GIVEN REQUEST:
Note how many lines contain "March" and give that number, with nothing else.
── DATA EXTRACT
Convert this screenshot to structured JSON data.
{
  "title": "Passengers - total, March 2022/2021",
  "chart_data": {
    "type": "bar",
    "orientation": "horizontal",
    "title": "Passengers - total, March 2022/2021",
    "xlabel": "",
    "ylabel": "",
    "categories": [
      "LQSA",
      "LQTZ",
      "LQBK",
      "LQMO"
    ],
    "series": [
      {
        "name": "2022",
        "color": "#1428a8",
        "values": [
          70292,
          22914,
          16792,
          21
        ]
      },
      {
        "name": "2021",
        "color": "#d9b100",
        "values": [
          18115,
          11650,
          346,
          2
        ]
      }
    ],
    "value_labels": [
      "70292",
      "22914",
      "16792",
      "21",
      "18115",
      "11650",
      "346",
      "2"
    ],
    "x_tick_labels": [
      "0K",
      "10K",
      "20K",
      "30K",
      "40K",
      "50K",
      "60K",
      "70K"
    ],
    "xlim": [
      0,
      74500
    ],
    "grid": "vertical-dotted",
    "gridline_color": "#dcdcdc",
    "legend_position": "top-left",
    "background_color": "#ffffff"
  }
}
────
EXERCISE OUTPUT:
2